§ The request: Images must not appear in your copy; reproduce every other part of the records exactly.

§ Source material:
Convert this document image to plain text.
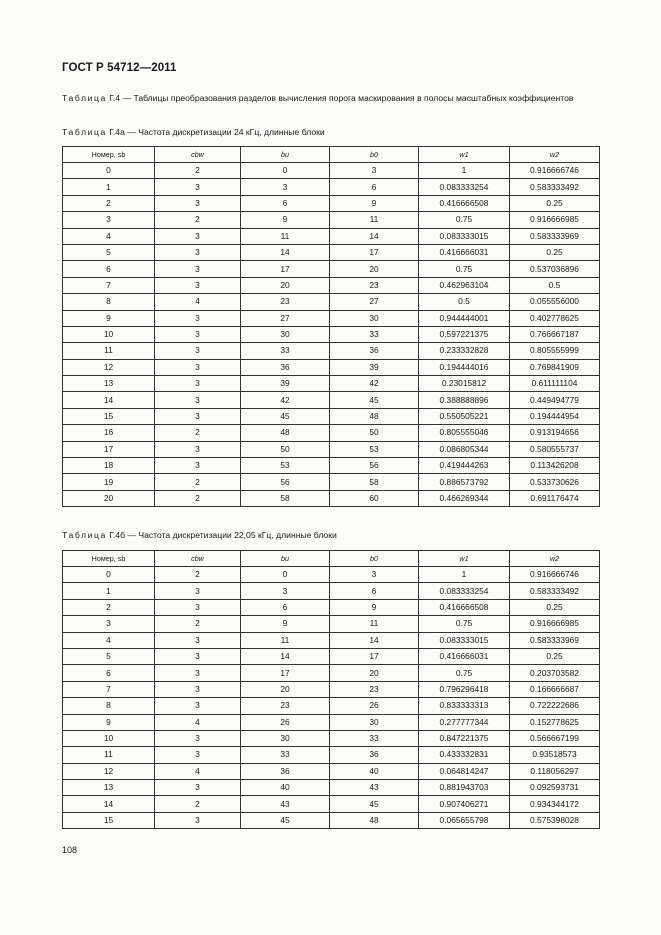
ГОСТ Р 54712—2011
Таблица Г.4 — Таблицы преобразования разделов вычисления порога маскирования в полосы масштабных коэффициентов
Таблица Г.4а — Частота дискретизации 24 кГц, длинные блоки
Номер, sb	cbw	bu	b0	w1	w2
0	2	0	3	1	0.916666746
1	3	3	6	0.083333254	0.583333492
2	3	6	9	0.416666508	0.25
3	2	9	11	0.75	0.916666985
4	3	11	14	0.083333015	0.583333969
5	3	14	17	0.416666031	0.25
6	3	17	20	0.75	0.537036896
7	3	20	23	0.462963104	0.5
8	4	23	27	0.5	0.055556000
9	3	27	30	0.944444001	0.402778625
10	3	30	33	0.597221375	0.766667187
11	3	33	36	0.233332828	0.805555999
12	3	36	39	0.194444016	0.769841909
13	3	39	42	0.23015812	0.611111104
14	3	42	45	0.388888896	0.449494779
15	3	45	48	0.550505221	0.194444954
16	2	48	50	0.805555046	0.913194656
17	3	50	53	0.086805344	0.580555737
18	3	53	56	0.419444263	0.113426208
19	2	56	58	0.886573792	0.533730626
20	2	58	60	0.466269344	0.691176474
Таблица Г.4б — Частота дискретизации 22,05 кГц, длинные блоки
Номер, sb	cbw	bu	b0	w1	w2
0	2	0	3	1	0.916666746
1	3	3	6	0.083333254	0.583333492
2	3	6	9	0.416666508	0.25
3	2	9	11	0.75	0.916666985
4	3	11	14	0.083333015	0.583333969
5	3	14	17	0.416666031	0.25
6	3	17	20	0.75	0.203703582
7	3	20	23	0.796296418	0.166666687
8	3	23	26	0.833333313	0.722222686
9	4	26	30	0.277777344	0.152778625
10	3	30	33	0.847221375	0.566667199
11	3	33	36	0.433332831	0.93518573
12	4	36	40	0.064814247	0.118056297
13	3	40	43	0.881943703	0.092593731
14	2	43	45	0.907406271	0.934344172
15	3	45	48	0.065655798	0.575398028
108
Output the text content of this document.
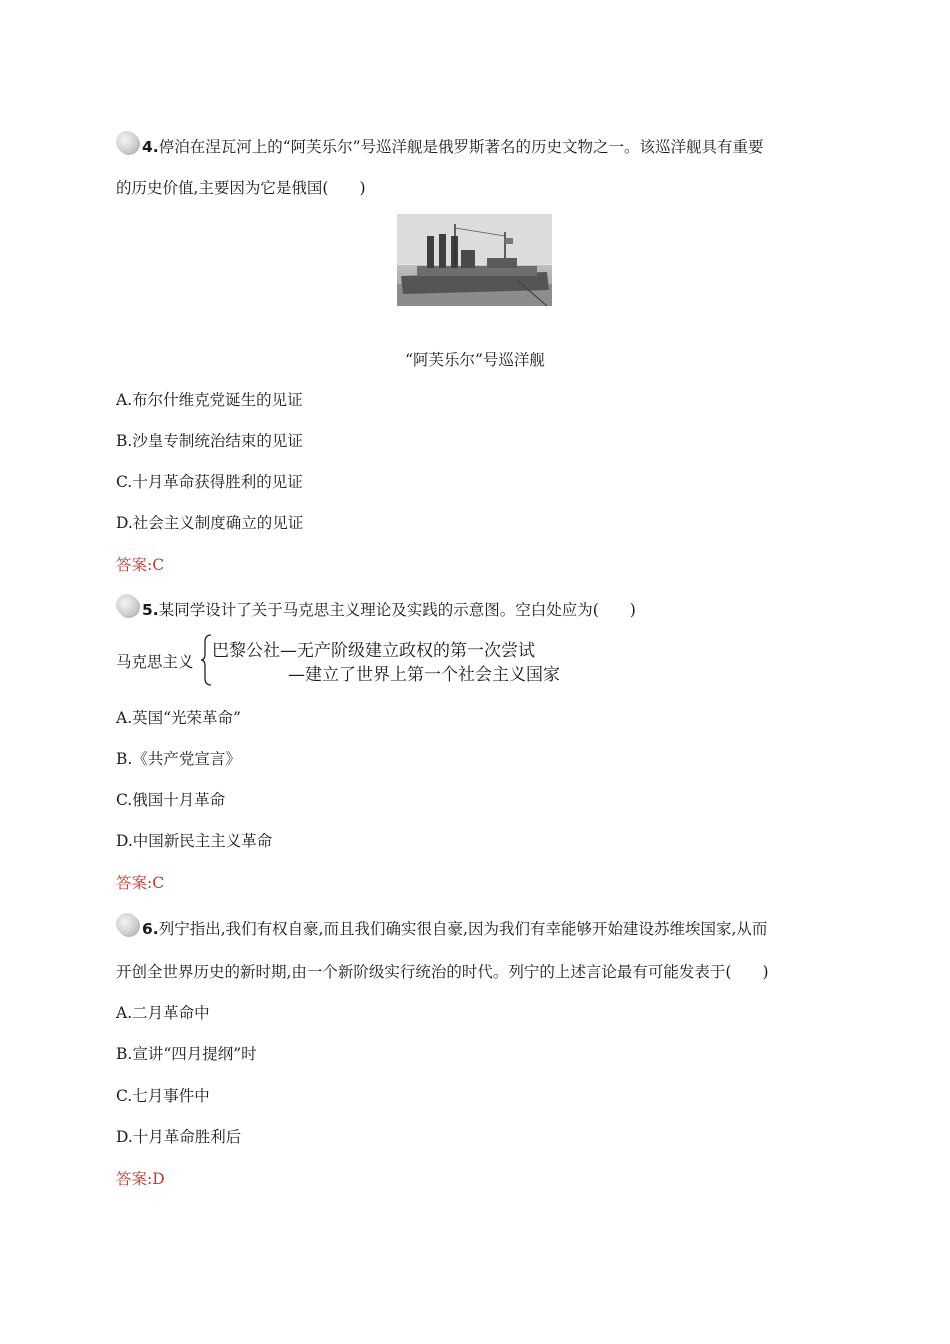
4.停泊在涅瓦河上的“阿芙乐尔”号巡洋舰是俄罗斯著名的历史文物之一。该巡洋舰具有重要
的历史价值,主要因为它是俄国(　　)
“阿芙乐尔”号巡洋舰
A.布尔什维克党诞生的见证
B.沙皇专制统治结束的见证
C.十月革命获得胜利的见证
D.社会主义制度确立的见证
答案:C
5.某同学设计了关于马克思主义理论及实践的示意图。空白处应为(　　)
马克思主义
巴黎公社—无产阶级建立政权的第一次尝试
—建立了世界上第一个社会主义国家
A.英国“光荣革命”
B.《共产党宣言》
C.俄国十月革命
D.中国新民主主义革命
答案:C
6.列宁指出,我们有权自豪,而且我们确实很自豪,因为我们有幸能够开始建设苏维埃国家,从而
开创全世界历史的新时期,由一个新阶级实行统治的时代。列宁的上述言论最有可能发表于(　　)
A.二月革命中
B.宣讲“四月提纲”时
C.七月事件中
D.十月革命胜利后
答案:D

§ Written solution:
Convert this document image to plain text.
ГОСТ Р 54712—2011
Таблица Г.4 — Таблицы преобразования разделов вычисления порога маскирования в полосы масштабных коэффициентов
Таблица Г.4а — Частота дискретизации 24 кГц, длинные блоки
Номер, sb	cbw	bu	b0	w1	w2
0	2	0	3	1	0.916666746
1	3	3	6	0.083333254	0.583333492
2	3	6	9	0.416666508	0.25
3	2	9	11	0.75	0.916666985
4	3	11	14	0.083333015	0.583333969
5	3	14	17	0.416666031	0.25
6	3	17	20	0.75	0.537036896
7	3	20	23	0.462963104	0.5
8	4	23	27	0.5	0.055556000
9	3	27	30	0.944444001	0.402778625
10	3	30	33	0.597221375	0.766667187
11	3	33	36	0.233332828	0.805555999
12	3	36	39	0.194444016	0.769841909
13	3	39	42	0.23015812	0.611111104
14	3	42	45	0.388888896	0.449494779
15	3	45	48	0.550505221	0.194444954
16	2	48	50	0.805555046	0.913194656
17	3	50	53	0.086805344	0.580555737
18	3	53	56	0.419444263	0.113426208
19	2	56	58	0.886573792	0.533730626
20	2	58	60	0.466269344	0.691176474
Таблица Г.4б — Частота дискретизации 22,05 кГц, длинные блоки
Номер, sb	cbw	bu	b0	w1	w2
0	2	0	3	1	0.916666746
1	3	3	6	0.083333254	0.583333492
2	3	6	9	0.416666508	0.25
3	2	9	11	0.75	0.916666985
4	3	11	14	0.083333015	0.583333969
5	3	14	17	0.416666031	0.25
6	3	17	20	0.75	0.203703582
7	3	20	23	0.796296418	0.166666687
8	3	23	26	0.833333313	0.722222686
9	4	26	30	0.277777344	0.152778625
10	3	30	33	0.847221375	0.566667199
11	3	33	36	0.433332831	0.93518573
12	4	36	40	0.064814247	0.118056297
13	3	40	43	0.881943703	0.092593731
14	2	43	45	0.907406271	0.934344172
15	3	45	48	0.065655798	0.575398028
108
Output the text content of this document.
4.停泊在涅瓦河上的“阿芙乐尔”号巡洋舰是俄罗斯著名的历史文物之一。该巡洋舰具有重要
的历史价值,主要因为它是俄国(　　)
“阿芙乐尔”号巡洋舰
A.布尔什维克党诞生的见证
B.沙皇专制统治结束的见证
C.十月革命获得胜利的见证
D.社会主义制度确立的见证
答案:C
5.某同学设计了关于马克思主义理论及实践的示意图。空白处应为(　　)
马克思主义
巴黎公社—无产阶级建立政权的第一次尝试
—建立了世界上第一个社会主义国家
A.英国“光荣革命”
B.《共产党宣言》
C.俄国十月革命
D.中国新民主主义革命
答案:C
6.列宁指出,我们有权自豪,而且我们确实很自豪,因为我们有幸能够开始建设苏维埃国家,从而
开创全世界历史的新时期,由一个新阶级实行统治的时代。列宁的上述言论最有可能发表于(　　)
A.二月革命中
B.宣讲“四月提纲”时
C.七月事件中
D.十月革命胜利后
答案:D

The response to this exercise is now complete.